◆ What is being asked: Lines containing "British" are to be counted. Give the number and nothing more.

··· Data listing ···

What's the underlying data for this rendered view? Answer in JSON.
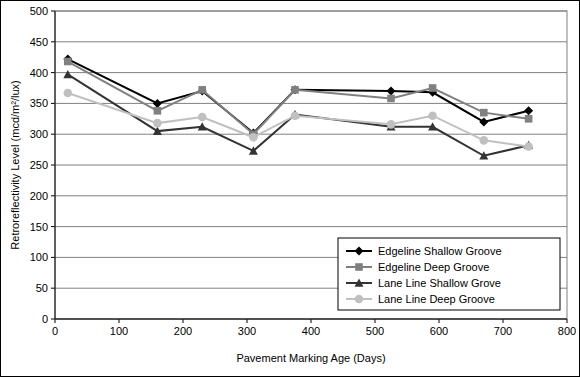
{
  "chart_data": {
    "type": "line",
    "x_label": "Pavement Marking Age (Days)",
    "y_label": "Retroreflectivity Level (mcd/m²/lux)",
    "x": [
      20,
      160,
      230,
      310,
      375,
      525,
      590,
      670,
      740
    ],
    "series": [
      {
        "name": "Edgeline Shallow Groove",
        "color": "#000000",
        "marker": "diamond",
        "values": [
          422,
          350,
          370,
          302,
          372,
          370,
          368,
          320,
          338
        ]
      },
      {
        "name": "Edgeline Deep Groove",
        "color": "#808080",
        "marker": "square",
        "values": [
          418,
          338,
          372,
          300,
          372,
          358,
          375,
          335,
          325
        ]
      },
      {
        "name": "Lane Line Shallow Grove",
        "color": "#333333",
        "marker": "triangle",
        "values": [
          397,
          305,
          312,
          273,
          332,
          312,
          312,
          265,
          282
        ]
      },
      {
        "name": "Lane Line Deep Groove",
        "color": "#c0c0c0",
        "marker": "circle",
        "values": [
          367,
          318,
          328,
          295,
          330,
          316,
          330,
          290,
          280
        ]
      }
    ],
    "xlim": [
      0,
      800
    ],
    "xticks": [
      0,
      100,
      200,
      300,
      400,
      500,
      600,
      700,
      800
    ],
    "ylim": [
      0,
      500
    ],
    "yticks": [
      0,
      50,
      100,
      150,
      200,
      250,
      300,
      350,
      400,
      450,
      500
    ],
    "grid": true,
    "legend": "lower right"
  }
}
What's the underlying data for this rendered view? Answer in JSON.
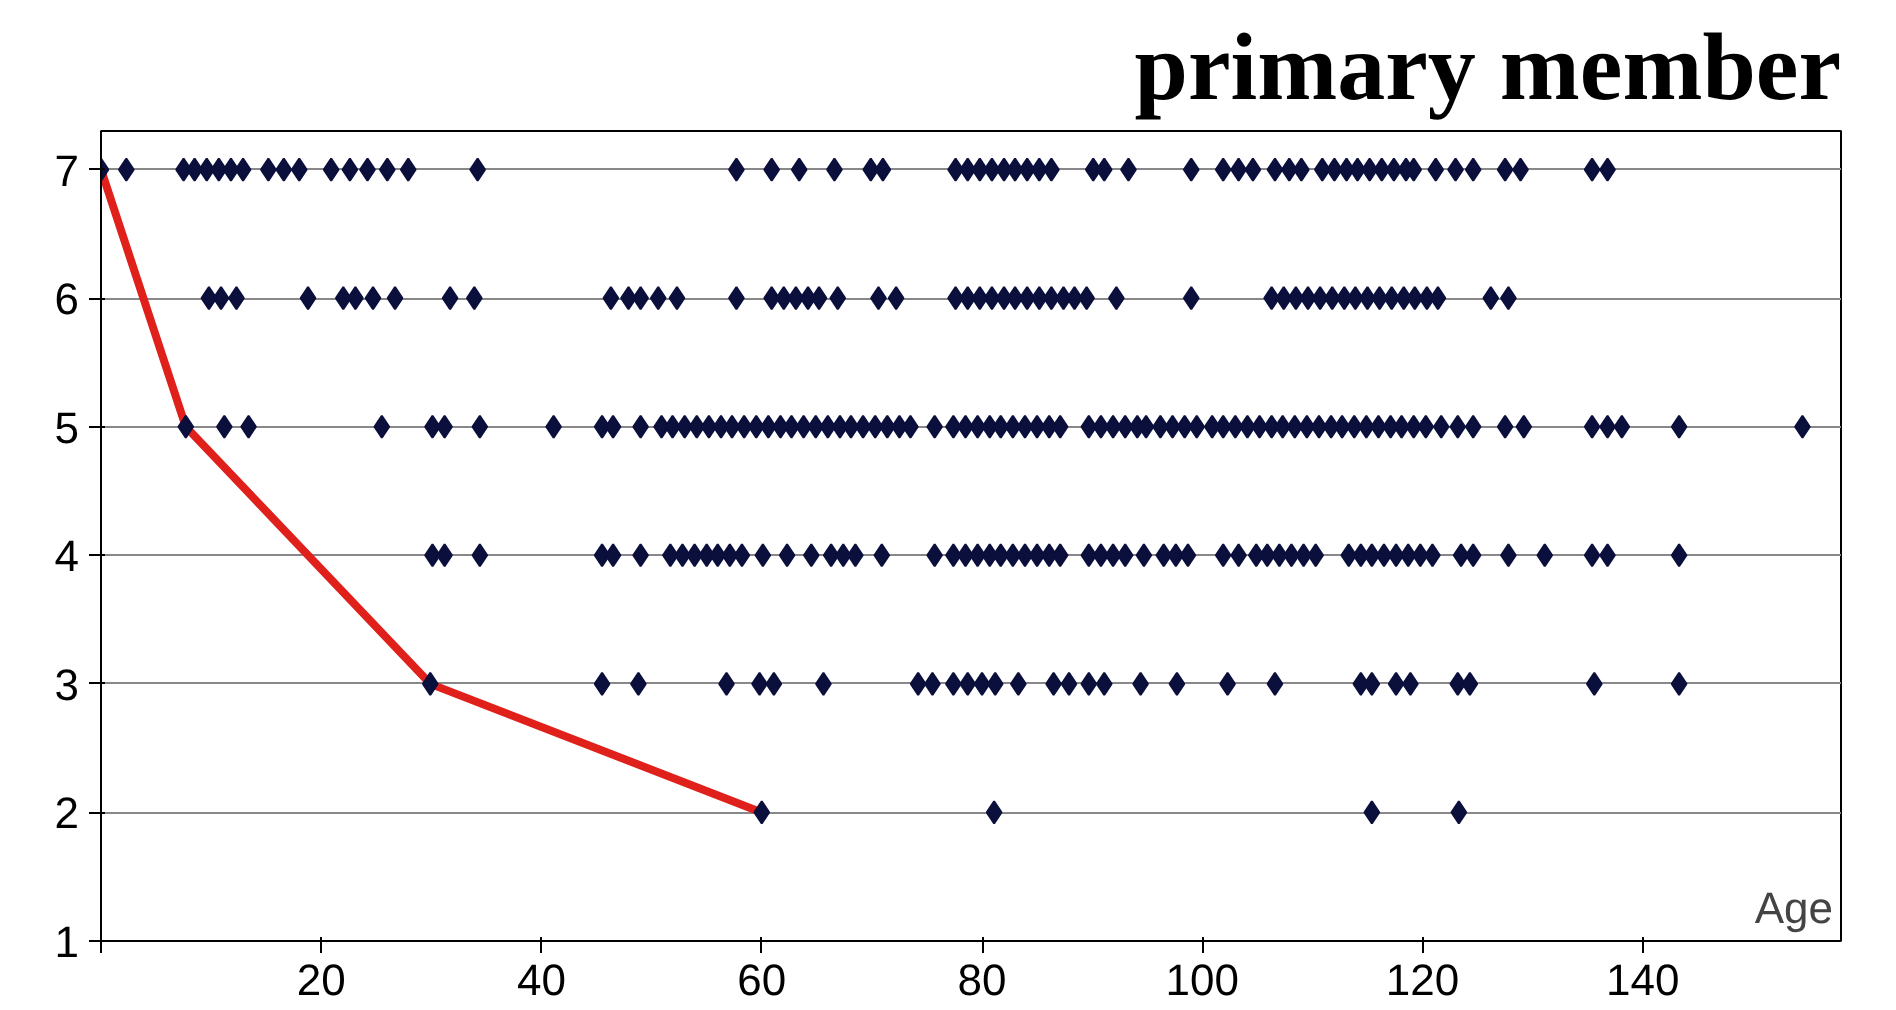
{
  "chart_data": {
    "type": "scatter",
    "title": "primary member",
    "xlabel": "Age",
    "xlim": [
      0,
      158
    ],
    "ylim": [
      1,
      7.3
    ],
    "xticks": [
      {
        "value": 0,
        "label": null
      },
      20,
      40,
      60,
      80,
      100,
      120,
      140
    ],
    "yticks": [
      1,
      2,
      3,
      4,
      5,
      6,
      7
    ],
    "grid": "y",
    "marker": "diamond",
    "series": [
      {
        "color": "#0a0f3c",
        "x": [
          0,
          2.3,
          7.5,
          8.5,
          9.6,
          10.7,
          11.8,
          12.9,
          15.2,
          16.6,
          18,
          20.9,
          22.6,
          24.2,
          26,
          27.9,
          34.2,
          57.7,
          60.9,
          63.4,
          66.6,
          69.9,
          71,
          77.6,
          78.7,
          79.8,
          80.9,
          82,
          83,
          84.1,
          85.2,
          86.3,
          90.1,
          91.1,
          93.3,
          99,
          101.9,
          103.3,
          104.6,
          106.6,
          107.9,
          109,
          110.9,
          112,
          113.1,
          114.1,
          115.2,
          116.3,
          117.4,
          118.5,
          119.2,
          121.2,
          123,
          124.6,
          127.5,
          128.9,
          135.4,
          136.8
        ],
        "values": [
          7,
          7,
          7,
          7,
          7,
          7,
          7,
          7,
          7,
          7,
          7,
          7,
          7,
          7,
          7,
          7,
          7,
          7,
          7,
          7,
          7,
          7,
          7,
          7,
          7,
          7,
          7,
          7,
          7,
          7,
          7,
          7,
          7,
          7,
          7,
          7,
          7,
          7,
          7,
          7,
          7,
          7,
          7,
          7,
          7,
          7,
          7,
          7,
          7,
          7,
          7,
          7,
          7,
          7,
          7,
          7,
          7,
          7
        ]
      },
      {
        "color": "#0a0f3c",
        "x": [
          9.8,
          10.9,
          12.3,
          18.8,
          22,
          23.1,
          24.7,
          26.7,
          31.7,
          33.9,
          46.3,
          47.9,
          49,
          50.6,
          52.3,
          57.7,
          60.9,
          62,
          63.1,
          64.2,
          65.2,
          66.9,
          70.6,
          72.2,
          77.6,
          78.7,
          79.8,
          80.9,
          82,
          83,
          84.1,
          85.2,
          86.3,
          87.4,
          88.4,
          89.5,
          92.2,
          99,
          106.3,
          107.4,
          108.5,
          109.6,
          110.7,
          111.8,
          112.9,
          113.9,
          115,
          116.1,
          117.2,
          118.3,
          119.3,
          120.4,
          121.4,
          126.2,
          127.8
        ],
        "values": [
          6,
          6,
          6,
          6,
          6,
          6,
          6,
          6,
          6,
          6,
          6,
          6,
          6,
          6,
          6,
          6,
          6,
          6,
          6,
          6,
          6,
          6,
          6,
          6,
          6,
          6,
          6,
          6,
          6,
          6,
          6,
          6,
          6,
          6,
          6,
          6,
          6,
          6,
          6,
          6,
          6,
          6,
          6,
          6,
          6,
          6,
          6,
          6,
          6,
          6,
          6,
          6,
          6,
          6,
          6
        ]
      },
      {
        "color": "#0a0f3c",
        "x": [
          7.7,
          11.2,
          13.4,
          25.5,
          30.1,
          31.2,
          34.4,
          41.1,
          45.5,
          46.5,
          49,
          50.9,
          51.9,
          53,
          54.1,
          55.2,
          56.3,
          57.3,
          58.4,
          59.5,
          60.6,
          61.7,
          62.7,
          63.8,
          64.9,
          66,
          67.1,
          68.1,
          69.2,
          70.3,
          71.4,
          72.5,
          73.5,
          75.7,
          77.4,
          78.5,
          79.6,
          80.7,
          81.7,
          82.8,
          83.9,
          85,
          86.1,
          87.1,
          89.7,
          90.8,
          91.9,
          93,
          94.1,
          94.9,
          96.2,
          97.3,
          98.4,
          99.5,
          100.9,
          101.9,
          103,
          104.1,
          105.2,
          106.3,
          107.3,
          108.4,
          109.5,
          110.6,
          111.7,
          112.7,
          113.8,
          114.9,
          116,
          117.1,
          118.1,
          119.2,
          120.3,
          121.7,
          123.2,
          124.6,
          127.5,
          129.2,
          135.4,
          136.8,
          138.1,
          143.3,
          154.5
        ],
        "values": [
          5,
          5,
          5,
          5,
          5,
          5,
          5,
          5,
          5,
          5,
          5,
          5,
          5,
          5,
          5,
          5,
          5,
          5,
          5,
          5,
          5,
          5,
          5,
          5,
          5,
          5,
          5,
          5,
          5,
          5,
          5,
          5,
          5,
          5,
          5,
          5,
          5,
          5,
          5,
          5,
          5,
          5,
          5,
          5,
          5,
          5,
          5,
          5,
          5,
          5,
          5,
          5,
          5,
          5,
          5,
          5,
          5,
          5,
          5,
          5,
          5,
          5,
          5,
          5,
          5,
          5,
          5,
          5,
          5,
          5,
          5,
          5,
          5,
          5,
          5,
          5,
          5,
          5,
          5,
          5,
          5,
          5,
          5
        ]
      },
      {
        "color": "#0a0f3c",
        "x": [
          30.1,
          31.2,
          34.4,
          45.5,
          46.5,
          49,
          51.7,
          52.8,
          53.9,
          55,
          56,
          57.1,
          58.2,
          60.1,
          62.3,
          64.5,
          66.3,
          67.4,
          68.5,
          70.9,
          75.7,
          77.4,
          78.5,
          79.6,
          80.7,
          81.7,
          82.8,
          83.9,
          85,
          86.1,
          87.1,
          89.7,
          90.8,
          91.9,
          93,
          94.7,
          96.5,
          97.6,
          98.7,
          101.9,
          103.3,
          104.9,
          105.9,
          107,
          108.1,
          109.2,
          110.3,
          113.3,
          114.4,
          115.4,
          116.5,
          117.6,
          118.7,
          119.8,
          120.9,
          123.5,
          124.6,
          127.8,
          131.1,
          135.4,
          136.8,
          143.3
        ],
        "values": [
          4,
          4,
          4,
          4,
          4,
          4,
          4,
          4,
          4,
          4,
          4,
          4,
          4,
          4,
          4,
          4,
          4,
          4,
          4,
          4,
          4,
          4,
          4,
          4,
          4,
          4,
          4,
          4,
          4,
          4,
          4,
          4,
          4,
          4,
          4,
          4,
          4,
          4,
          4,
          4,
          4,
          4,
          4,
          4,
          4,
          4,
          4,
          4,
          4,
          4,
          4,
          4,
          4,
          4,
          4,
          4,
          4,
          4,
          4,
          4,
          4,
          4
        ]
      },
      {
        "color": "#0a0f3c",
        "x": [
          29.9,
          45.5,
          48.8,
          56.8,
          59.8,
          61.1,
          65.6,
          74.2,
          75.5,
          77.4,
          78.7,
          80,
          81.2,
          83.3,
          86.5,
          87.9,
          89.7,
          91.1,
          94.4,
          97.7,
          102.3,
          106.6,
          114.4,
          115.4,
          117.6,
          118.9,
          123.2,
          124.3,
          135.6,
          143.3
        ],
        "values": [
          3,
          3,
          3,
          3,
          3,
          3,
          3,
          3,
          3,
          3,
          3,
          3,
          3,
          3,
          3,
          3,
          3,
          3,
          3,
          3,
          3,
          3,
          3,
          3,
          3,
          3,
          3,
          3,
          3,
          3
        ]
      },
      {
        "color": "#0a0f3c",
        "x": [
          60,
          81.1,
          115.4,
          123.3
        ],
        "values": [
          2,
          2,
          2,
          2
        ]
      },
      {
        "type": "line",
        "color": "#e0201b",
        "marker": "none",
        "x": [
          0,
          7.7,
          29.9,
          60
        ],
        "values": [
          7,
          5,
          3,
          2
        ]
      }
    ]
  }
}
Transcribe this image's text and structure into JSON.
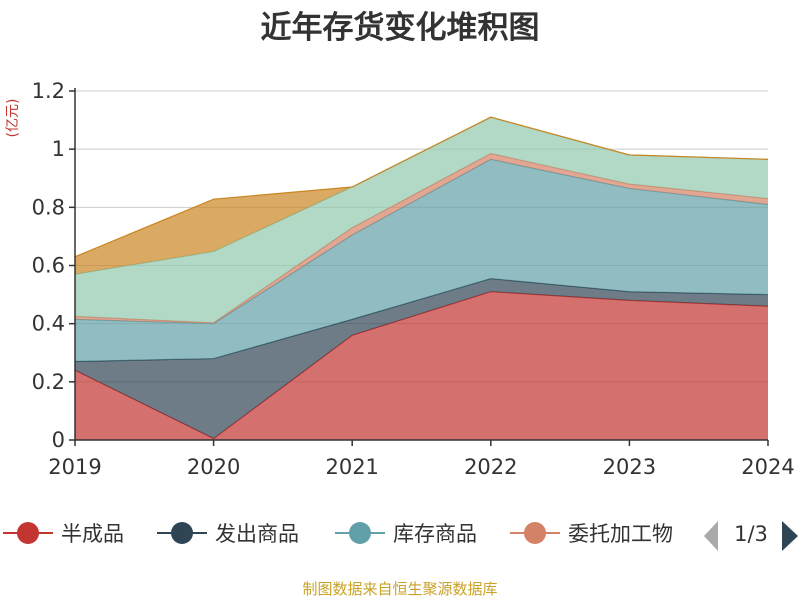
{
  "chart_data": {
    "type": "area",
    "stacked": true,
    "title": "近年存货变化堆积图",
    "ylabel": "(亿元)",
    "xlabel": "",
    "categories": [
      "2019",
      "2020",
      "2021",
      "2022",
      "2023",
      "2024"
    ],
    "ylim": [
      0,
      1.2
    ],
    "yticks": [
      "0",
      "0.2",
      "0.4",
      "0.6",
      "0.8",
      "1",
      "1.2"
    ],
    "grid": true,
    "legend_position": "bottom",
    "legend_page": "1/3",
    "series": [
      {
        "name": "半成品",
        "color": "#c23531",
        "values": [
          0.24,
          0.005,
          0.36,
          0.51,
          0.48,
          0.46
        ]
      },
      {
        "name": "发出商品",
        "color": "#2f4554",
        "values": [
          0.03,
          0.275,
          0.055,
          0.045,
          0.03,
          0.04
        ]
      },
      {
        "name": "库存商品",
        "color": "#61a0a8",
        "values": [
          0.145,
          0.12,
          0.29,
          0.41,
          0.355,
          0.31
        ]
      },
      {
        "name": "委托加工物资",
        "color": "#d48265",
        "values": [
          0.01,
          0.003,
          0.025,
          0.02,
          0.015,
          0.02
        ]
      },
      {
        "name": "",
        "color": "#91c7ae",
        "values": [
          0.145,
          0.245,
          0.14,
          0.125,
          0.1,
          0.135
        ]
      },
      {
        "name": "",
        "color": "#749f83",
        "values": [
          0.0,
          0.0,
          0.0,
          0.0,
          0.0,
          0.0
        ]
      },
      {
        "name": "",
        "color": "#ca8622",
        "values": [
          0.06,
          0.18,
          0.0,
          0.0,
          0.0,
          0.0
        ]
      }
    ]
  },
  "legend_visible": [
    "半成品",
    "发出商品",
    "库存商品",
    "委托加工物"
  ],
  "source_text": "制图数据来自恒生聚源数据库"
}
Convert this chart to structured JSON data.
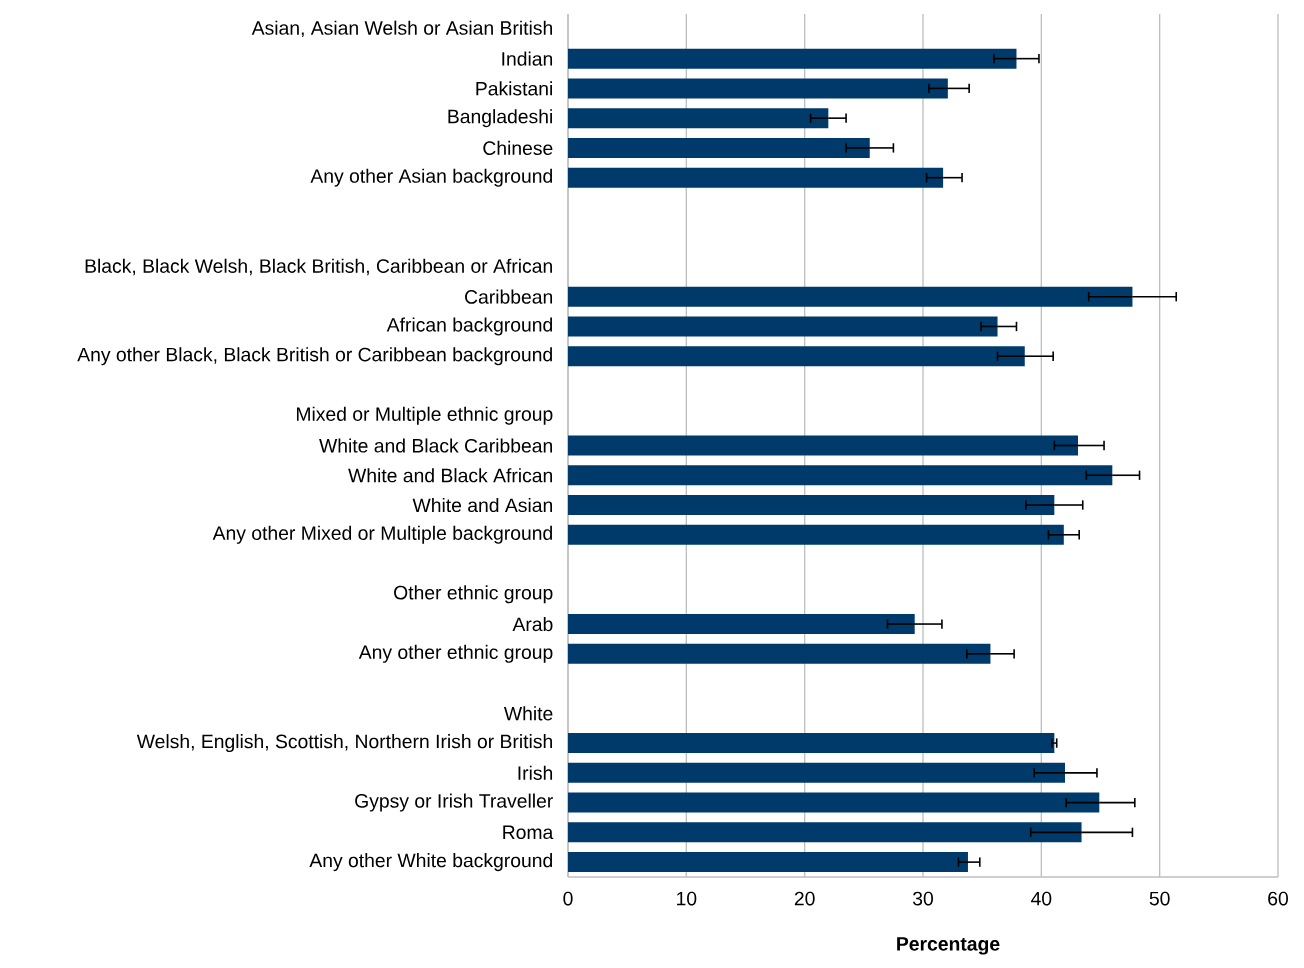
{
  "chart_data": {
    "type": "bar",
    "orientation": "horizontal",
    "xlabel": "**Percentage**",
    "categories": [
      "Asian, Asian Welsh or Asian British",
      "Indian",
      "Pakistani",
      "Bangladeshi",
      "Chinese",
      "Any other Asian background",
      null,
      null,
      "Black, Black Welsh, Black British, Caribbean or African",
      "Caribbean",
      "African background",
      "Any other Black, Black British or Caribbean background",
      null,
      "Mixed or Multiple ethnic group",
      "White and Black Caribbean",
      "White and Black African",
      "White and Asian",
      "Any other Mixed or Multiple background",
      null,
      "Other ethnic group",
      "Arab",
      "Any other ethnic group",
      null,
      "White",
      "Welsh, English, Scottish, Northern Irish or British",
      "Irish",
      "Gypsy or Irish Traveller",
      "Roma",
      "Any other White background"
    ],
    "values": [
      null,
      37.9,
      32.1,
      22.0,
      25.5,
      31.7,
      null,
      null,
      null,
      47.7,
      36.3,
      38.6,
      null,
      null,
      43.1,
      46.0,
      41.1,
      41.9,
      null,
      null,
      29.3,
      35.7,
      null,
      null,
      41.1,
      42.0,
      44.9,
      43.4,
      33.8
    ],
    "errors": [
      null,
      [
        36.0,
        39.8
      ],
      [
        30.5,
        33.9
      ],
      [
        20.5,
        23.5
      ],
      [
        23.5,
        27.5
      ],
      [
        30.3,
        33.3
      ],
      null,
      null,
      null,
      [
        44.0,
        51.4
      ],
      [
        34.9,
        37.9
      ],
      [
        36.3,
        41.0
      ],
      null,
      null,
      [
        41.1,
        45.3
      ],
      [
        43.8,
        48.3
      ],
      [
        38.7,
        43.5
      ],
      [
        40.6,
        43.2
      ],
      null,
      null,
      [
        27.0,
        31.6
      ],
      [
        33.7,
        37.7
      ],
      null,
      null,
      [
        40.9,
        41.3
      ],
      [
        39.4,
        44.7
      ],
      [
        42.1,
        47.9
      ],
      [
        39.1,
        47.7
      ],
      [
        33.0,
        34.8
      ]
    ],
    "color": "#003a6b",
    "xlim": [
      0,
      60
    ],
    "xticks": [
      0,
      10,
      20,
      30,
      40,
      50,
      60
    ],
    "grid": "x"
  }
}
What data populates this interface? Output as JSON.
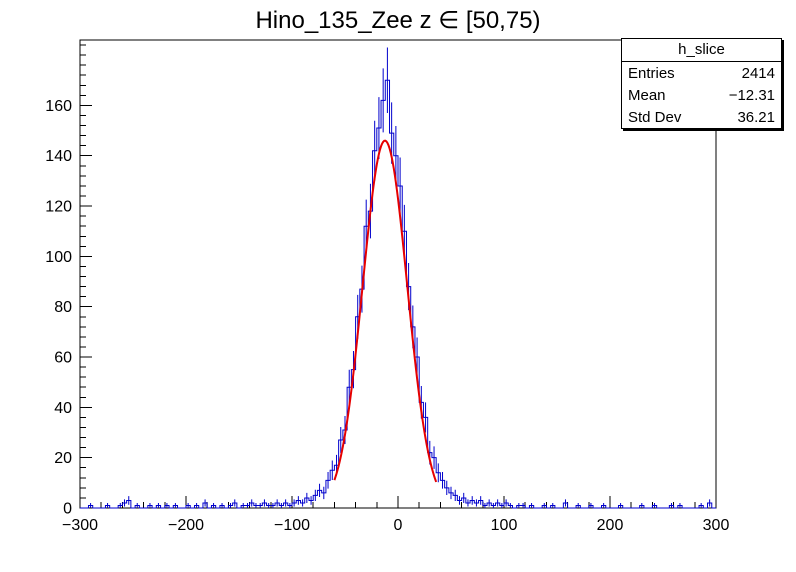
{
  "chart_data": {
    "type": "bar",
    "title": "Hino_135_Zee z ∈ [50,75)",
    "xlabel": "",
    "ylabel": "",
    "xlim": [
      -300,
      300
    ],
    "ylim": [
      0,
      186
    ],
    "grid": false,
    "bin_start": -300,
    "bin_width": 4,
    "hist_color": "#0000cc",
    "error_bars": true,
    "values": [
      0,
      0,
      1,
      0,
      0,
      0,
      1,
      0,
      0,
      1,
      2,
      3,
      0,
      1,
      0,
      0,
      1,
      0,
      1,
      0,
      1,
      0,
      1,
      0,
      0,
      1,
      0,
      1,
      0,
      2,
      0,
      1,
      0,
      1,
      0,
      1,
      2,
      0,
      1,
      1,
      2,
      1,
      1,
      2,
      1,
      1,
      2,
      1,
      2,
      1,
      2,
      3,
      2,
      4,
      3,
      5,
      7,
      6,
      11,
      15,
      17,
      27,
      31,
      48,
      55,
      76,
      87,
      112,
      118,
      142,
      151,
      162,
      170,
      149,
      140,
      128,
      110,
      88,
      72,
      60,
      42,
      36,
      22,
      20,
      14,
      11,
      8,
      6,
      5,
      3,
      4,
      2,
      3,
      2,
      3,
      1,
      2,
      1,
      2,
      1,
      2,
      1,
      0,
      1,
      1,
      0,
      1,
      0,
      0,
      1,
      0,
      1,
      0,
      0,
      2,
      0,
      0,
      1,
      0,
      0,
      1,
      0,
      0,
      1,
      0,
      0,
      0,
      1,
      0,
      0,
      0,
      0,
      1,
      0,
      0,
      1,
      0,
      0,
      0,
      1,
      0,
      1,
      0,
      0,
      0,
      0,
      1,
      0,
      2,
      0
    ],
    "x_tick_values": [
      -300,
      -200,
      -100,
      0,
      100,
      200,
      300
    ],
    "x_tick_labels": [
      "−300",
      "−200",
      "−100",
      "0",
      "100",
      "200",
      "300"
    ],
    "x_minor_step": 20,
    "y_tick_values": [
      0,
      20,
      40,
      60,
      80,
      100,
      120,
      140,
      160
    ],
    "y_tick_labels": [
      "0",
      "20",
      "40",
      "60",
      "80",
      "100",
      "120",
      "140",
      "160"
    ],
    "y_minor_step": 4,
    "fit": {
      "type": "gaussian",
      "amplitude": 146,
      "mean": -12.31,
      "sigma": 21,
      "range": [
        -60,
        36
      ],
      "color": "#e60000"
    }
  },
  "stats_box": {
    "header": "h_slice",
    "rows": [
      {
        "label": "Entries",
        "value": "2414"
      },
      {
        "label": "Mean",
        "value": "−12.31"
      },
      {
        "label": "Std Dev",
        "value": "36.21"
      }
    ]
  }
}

···

◆ In response: 4